▶ [REQUIRED TASK]
Go through the entries below and pick out every line with "source".

** Start TASK DATA **

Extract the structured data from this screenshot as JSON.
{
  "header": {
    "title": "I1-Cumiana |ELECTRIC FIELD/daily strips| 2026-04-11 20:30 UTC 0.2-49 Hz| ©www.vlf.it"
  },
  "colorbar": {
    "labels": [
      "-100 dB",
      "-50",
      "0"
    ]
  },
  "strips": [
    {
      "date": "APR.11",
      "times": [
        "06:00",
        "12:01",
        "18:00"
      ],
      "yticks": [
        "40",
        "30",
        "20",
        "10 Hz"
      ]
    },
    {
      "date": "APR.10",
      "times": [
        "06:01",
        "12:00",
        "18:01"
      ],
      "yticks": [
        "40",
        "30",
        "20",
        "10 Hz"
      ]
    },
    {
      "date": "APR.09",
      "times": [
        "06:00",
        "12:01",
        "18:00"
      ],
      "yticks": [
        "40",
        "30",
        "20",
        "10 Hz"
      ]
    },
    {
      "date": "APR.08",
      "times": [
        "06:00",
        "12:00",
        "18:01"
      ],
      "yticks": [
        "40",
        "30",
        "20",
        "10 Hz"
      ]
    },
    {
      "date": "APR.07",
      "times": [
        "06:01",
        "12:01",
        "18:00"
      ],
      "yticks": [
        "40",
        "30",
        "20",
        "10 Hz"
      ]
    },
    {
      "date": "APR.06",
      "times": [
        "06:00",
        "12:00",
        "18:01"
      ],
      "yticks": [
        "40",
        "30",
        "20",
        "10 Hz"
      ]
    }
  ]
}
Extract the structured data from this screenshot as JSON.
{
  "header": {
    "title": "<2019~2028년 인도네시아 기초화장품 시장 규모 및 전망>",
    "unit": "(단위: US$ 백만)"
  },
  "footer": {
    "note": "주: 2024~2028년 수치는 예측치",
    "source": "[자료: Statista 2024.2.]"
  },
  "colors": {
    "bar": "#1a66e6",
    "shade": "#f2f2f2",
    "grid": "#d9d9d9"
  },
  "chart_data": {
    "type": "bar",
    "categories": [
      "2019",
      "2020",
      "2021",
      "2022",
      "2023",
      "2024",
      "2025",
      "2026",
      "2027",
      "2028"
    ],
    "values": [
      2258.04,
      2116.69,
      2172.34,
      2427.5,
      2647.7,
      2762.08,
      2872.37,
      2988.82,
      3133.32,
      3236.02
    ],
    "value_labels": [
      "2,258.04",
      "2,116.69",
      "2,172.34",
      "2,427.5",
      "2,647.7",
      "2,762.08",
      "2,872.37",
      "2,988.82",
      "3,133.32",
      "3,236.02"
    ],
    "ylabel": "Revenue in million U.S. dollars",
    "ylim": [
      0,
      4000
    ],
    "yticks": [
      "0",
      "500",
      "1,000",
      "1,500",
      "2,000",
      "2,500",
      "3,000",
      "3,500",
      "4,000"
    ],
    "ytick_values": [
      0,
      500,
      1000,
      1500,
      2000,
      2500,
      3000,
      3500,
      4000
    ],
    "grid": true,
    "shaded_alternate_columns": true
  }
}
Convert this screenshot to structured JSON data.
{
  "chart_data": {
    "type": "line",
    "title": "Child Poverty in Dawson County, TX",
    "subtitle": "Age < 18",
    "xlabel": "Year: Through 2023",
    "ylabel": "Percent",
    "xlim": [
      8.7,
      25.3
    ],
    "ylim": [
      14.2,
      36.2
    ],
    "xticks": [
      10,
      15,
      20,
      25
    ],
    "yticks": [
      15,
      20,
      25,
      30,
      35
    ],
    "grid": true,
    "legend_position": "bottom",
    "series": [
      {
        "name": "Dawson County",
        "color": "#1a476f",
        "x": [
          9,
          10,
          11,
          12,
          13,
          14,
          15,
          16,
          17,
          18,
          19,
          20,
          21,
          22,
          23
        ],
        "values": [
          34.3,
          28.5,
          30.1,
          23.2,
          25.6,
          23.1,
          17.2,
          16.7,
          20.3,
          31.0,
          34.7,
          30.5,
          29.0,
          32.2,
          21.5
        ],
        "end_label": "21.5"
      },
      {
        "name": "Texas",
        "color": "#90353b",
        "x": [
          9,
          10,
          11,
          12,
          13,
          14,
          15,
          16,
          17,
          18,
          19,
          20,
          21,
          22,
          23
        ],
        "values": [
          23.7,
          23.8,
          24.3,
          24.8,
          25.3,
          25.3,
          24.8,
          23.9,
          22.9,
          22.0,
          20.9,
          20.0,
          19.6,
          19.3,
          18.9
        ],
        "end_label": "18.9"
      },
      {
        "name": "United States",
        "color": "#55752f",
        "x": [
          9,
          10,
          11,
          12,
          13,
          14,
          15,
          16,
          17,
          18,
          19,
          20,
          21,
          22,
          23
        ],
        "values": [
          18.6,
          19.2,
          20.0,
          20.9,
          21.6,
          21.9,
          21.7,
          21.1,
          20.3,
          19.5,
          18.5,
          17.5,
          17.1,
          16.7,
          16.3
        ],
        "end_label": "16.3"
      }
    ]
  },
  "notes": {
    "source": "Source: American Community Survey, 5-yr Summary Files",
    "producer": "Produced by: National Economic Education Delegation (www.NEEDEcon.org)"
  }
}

** End TASK DATA **

▶ [TASK RESULT]
    "source": "[자료: Statista 2024.2.]"
    "source": "Source: American Community Survey, 5-yr Summary Files",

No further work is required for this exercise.